Written instruction
Can you find the lines of the listing that include "сетевые" and copy every one?

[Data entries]
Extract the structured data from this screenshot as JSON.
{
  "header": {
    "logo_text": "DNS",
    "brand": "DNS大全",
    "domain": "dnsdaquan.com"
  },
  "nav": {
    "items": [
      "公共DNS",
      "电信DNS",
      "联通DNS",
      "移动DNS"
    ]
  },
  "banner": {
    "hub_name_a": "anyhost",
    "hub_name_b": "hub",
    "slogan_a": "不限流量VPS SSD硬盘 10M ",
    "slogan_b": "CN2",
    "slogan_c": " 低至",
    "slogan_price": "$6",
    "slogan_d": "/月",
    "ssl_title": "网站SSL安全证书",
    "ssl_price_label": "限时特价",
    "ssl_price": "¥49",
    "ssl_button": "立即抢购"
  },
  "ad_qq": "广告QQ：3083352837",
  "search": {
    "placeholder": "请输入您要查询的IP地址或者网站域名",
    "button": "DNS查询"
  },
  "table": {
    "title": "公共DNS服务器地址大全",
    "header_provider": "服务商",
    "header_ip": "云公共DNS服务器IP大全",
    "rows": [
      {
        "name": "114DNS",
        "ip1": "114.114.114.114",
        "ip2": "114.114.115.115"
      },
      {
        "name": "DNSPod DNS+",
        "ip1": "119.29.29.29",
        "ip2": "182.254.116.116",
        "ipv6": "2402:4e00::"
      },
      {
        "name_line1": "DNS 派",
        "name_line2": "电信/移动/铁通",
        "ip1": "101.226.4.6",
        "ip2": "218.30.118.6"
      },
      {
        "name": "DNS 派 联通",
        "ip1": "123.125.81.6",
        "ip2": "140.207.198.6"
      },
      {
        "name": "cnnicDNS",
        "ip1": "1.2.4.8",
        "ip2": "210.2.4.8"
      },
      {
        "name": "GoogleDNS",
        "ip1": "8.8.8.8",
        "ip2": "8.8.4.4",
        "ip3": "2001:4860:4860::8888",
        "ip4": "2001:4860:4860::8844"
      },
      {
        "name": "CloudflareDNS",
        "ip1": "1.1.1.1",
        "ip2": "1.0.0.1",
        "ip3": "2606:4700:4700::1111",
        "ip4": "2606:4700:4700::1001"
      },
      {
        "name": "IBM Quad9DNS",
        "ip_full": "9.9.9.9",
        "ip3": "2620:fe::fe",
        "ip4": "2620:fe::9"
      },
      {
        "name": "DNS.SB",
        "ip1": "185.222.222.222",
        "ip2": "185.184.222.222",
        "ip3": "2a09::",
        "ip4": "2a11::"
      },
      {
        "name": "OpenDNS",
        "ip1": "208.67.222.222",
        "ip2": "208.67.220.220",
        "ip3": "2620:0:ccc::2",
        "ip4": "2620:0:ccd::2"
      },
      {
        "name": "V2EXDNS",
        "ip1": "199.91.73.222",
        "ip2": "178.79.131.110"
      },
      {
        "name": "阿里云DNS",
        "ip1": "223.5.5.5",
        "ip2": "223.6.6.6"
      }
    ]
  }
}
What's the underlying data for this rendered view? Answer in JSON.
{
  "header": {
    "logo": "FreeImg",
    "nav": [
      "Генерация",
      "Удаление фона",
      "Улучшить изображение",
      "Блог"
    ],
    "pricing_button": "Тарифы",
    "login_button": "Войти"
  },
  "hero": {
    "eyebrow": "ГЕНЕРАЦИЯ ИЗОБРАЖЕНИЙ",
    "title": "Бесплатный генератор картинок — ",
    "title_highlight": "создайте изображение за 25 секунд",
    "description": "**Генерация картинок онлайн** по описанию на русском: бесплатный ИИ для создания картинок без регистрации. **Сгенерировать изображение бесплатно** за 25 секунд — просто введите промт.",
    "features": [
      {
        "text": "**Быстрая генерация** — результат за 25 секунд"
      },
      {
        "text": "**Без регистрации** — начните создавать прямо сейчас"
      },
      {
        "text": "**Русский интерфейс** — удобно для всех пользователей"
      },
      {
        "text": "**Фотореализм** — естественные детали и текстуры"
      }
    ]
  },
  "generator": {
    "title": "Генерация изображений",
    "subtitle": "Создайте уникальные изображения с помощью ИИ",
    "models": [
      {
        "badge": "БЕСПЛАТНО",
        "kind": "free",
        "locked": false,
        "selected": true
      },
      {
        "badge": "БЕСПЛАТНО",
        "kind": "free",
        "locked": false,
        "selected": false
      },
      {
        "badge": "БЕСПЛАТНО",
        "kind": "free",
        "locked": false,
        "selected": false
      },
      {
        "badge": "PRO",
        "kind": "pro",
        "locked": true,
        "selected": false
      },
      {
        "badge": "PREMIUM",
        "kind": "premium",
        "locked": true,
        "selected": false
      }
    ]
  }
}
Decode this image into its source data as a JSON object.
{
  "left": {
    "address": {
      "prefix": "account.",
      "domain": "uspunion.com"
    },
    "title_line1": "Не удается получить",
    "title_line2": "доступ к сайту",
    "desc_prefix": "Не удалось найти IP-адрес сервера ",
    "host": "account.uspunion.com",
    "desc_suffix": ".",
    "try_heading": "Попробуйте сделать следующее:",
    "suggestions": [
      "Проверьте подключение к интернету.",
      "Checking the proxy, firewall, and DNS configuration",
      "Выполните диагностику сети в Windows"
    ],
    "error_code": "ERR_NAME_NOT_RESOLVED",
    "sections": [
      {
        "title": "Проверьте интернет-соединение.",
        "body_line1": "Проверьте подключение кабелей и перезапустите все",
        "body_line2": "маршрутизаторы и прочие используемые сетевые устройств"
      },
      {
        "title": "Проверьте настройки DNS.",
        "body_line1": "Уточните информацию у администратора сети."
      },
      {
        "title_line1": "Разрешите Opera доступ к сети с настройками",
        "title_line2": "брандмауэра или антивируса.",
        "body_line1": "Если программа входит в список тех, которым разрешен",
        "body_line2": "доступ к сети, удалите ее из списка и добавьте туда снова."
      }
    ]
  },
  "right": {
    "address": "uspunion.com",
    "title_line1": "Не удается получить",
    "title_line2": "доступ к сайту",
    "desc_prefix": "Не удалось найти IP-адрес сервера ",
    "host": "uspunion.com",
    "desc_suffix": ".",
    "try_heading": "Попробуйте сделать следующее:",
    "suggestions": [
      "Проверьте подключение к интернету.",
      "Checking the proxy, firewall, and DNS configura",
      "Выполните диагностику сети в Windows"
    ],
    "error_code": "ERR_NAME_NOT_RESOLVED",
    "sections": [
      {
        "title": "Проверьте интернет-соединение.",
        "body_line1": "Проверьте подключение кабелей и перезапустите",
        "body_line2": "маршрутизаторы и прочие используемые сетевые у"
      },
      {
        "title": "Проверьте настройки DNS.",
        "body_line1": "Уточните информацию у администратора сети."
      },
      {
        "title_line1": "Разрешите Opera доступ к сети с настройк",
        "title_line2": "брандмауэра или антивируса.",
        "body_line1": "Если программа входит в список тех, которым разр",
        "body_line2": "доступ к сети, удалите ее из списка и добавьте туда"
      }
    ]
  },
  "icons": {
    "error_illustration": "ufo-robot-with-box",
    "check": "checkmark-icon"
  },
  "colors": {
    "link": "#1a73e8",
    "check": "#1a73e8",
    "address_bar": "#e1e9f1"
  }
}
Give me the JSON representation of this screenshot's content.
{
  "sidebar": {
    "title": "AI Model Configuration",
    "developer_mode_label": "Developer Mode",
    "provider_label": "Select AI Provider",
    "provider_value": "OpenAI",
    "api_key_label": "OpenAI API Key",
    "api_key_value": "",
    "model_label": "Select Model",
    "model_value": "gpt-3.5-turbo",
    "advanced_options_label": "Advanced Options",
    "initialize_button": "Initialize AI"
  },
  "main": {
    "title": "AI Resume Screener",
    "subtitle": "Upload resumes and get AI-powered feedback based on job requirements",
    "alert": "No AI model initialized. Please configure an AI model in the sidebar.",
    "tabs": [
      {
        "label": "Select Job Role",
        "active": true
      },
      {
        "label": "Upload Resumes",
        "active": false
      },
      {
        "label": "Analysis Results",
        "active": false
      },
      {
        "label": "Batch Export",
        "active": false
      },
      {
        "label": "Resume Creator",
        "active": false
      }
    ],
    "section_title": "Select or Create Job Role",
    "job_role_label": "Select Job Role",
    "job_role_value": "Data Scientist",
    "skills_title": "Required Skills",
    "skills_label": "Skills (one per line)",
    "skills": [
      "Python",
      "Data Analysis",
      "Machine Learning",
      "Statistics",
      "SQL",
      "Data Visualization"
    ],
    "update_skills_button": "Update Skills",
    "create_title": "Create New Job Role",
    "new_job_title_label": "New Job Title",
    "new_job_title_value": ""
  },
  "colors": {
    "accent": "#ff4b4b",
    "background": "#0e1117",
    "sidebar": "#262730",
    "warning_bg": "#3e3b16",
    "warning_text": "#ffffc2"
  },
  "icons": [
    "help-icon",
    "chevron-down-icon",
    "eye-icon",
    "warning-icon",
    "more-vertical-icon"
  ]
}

The completed task
        "body_line2": "маршрутизаторы и прочие используемые сетевые устройств"
        "body_line2": "маршрутизаторы и прочие используемые сетевые у"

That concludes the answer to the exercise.